- What is expected
What is the number of lines holding the word "Power"? Give that number alone.

::: The input

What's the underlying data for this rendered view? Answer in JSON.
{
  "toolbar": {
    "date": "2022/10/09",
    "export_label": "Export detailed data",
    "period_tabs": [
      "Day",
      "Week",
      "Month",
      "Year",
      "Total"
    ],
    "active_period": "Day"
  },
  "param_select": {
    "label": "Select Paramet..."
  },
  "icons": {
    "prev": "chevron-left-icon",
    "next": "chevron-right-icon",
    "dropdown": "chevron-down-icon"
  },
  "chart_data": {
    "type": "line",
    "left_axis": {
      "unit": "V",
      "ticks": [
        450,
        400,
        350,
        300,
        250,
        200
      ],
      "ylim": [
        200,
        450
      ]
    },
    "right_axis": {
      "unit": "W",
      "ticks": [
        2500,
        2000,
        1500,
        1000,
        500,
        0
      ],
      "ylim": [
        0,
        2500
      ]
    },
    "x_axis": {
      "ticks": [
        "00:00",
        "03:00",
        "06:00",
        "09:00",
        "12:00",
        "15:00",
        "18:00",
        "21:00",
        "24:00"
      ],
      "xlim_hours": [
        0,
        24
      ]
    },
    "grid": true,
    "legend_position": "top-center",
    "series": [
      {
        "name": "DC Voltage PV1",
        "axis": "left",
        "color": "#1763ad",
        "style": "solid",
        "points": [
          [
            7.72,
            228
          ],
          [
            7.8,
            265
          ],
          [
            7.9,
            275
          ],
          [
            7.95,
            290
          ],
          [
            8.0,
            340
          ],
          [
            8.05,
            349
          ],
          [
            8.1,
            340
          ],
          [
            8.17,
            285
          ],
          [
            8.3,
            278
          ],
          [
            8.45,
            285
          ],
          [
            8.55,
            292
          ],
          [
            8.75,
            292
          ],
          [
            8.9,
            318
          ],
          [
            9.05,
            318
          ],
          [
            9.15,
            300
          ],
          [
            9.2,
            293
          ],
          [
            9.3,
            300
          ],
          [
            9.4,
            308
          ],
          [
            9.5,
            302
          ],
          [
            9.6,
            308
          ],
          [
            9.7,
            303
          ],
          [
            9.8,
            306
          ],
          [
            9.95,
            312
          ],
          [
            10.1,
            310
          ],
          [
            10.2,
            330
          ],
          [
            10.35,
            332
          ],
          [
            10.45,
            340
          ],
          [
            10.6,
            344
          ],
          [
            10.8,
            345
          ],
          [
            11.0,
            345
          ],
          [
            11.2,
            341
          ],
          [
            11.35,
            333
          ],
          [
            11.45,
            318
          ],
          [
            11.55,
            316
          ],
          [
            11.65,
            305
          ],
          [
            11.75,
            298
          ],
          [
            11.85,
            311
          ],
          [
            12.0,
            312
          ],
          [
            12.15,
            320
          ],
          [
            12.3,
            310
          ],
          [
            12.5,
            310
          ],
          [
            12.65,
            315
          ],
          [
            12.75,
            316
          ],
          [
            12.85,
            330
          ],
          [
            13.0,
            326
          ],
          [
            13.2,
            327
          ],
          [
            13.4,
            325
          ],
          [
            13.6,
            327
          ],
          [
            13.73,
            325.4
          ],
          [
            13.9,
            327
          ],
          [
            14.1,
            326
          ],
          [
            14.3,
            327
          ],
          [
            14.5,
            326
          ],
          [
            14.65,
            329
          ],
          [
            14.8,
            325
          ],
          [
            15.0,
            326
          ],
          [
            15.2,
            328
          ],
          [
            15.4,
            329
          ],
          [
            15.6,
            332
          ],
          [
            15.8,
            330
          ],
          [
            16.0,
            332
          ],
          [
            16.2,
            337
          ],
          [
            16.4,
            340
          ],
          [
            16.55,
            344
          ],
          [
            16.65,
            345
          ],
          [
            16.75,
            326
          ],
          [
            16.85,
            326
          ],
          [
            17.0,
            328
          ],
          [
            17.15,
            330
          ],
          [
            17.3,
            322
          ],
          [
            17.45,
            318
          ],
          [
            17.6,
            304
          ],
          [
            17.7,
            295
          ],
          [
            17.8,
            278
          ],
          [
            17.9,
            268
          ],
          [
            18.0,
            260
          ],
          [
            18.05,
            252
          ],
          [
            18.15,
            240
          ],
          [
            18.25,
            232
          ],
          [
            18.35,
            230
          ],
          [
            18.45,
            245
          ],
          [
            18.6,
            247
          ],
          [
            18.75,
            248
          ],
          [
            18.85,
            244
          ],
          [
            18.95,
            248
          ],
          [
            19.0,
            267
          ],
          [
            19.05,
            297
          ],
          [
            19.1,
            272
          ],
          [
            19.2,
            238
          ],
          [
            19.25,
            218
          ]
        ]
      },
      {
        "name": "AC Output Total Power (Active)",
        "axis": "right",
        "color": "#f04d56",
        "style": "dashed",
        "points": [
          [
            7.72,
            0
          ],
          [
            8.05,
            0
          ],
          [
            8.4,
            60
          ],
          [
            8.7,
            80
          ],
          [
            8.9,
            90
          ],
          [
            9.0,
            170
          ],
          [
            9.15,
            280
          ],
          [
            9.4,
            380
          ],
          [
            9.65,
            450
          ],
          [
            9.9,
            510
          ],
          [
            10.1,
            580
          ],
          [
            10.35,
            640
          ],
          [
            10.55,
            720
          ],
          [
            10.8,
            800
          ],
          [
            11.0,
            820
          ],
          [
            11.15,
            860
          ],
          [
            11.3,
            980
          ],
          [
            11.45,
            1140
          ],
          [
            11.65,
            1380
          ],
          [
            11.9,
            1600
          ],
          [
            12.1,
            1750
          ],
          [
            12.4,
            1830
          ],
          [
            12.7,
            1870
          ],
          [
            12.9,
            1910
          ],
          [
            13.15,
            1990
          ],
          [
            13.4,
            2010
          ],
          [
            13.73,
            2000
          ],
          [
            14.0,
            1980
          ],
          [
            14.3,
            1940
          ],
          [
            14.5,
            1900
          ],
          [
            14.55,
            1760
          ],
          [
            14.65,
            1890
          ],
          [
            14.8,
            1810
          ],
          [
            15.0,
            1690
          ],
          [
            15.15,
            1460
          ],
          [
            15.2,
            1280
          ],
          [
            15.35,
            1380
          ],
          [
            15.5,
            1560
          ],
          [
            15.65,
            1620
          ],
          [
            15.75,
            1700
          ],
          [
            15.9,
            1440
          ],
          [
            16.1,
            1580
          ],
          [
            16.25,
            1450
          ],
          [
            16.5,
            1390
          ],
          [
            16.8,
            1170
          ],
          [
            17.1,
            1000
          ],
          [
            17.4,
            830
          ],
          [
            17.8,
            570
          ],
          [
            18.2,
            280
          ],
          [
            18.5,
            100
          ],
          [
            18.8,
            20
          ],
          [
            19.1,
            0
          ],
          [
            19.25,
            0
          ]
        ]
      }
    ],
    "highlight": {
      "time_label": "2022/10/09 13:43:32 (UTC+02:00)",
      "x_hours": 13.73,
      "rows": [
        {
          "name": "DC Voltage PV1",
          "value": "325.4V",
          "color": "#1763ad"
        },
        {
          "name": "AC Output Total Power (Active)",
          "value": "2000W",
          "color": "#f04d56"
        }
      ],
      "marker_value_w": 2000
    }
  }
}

::::::

- The response
2